+++ Input for this task
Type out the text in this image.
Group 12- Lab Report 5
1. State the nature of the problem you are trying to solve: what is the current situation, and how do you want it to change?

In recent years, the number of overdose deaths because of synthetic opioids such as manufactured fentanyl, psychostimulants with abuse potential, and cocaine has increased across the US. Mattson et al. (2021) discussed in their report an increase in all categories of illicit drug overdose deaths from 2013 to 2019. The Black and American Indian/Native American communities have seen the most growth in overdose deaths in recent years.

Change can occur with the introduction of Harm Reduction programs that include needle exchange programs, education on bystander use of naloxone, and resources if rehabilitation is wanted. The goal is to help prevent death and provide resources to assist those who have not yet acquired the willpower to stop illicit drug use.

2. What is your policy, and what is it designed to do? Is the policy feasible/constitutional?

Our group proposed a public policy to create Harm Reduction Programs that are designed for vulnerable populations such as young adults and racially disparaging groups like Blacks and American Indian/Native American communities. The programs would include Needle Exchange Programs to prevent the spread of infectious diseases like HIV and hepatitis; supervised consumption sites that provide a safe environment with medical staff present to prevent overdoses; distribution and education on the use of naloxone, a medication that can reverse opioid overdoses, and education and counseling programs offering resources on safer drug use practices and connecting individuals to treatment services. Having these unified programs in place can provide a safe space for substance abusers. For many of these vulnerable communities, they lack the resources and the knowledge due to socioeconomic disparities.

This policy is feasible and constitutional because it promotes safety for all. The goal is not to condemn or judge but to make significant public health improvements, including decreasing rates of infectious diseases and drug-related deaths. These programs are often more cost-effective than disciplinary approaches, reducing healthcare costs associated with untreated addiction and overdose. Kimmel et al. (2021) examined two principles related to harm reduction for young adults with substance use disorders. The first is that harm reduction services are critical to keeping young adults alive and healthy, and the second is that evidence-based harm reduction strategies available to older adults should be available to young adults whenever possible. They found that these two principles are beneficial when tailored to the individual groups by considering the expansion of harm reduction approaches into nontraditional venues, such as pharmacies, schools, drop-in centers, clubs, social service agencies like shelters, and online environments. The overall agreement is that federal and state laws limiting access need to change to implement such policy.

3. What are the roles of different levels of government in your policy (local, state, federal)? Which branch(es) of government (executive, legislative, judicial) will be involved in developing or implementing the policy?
++++++
+++ Input for this task
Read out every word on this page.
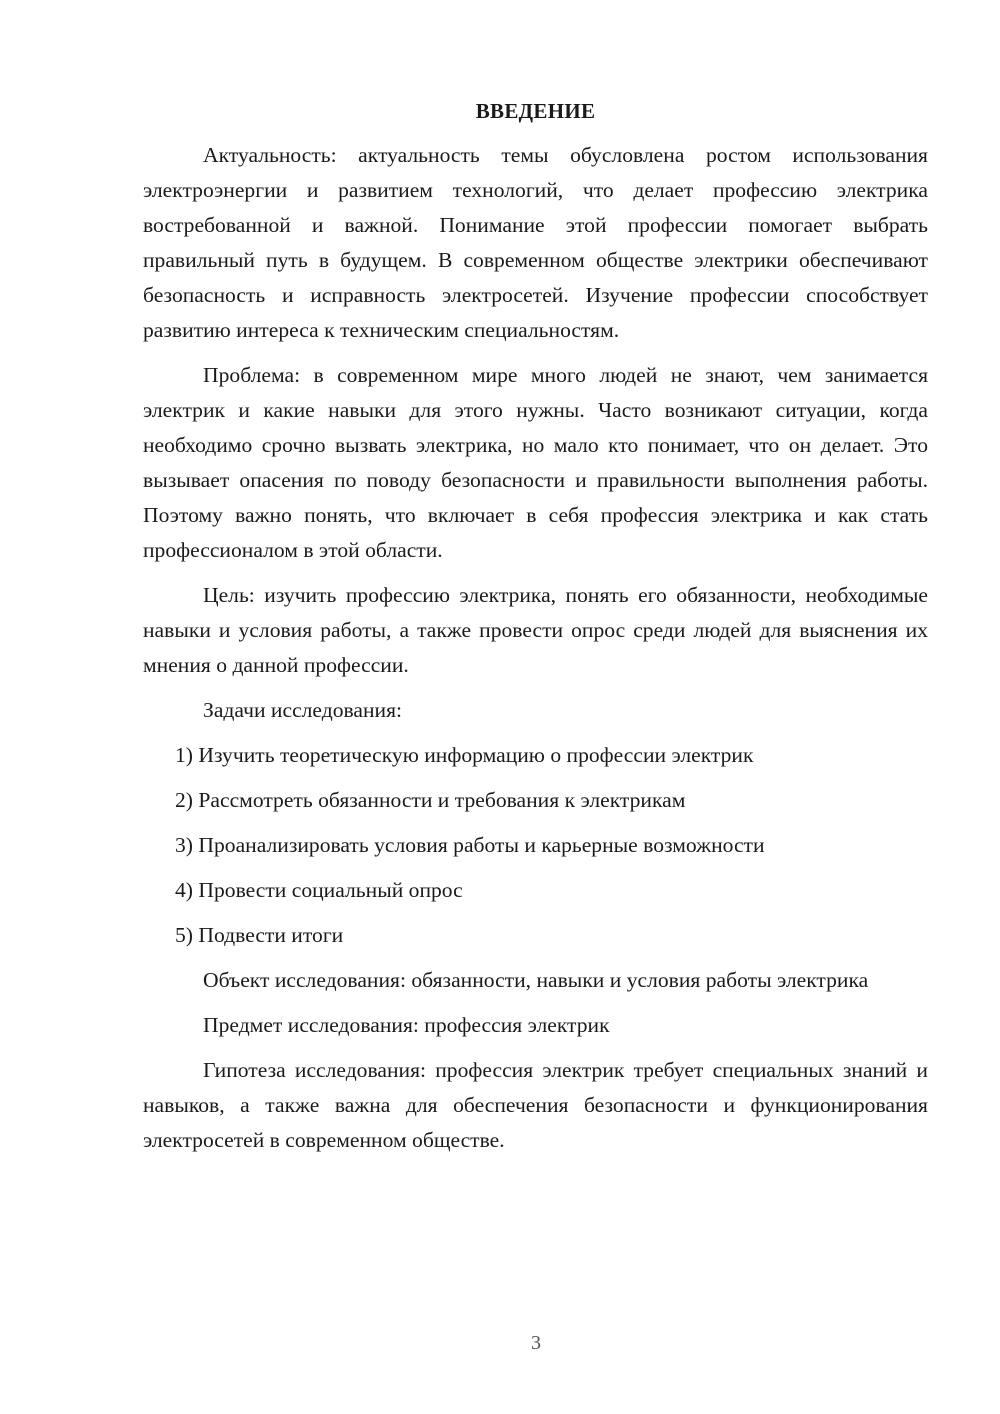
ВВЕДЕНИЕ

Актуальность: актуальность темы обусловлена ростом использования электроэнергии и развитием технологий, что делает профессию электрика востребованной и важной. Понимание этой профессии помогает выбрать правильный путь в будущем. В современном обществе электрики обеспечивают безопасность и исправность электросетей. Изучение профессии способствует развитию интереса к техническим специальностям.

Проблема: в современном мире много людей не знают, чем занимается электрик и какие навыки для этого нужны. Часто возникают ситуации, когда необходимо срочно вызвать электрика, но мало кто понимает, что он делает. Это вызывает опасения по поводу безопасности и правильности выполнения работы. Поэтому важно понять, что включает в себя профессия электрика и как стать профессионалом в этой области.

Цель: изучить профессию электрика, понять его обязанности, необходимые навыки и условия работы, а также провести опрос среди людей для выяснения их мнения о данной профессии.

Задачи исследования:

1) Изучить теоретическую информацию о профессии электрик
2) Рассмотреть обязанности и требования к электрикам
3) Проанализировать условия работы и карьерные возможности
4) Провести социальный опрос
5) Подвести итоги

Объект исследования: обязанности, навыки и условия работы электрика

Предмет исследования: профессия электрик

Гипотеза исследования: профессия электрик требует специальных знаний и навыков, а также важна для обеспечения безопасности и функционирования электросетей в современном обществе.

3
++++++
+++ Input for this task
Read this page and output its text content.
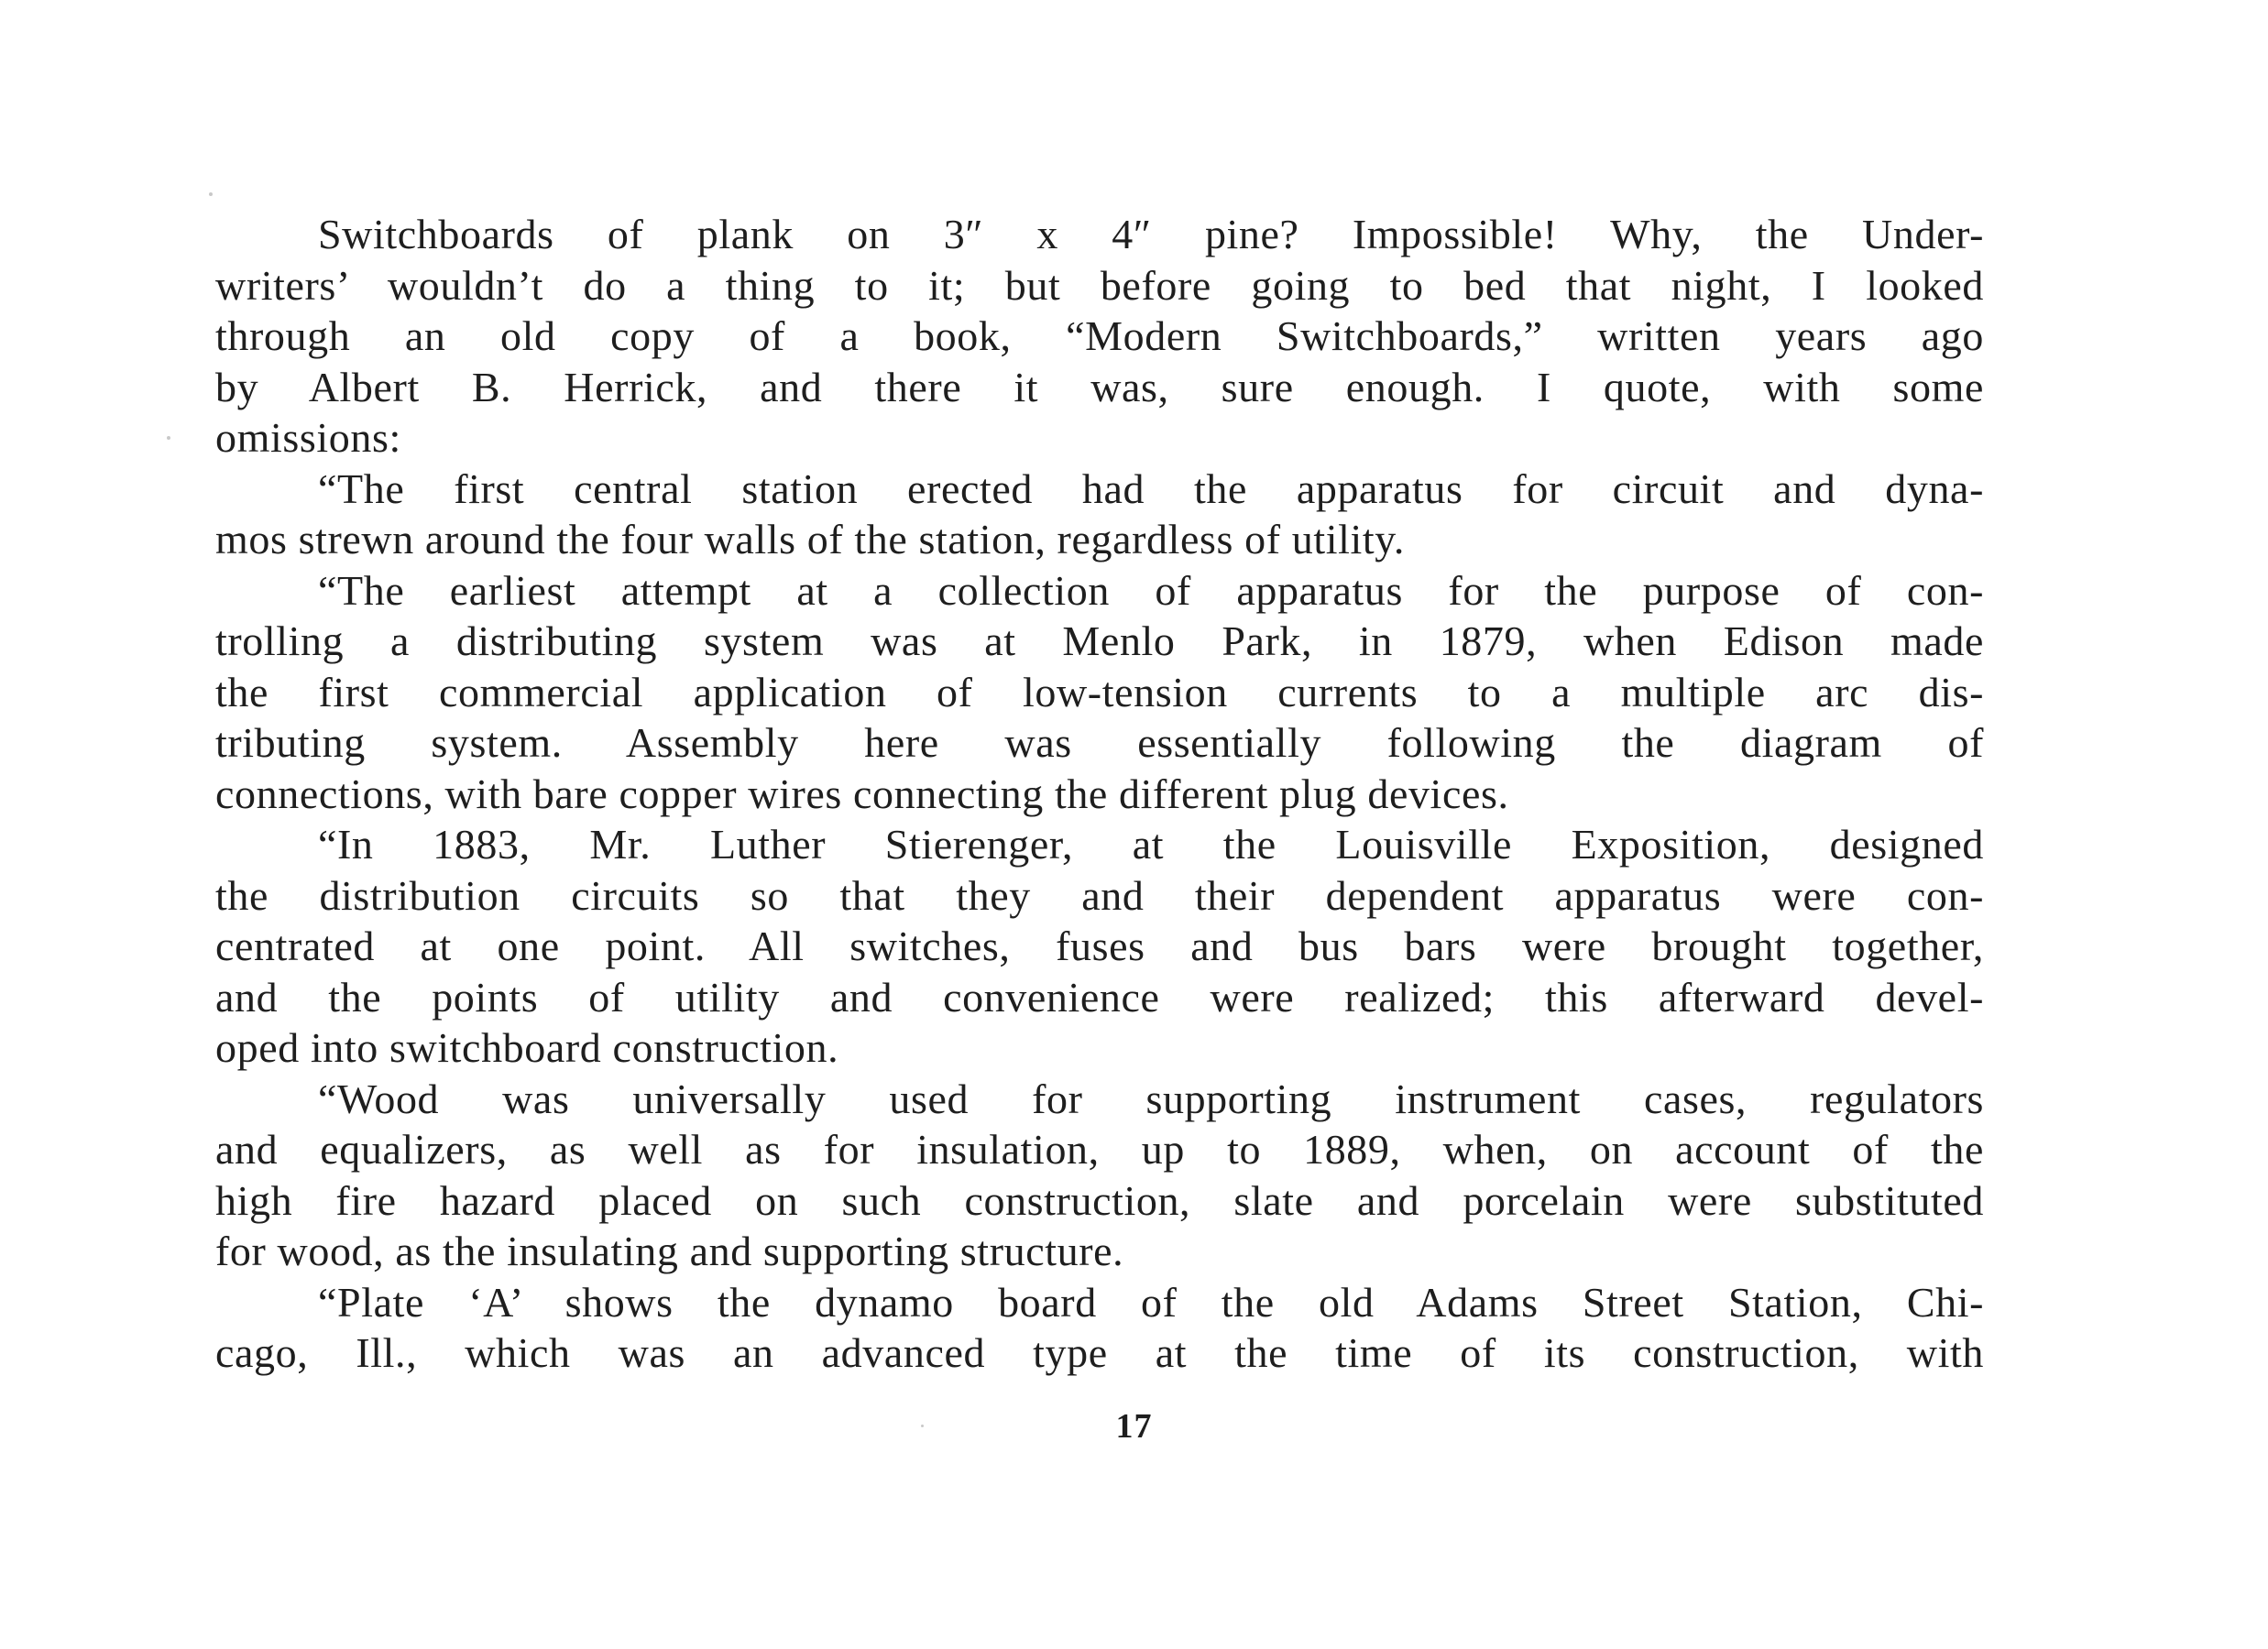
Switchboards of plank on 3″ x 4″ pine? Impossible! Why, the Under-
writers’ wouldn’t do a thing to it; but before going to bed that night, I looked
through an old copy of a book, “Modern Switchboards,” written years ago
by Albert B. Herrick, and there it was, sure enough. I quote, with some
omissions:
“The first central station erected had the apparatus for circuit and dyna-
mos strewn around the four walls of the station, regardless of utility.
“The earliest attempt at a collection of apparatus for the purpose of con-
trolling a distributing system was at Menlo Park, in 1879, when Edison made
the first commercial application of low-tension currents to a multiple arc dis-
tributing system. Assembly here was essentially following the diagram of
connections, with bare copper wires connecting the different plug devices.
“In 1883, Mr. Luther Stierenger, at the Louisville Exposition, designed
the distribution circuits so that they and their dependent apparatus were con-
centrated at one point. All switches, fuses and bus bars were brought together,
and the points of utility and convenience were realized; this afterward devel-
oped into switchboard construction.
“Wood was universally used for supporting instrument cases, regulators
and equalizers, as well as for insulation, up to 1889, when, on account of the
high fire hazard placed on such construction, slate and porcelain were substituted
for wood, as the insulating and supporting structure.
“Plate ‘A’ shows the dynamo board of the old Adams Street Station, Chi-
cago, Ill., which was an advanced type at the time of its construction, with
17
++++++
> Request
Show, from the material above, each line that includes the string "your".

> Result of this task
2. What is your policy, and what is it designed to do? Is the policy feasible/constitutional?
3. What are the roles of different levels of government in your policy (local, state, federal)? Which branch(es) of government (executive, legislative, judicial) will be involved in developing or implementing the policy?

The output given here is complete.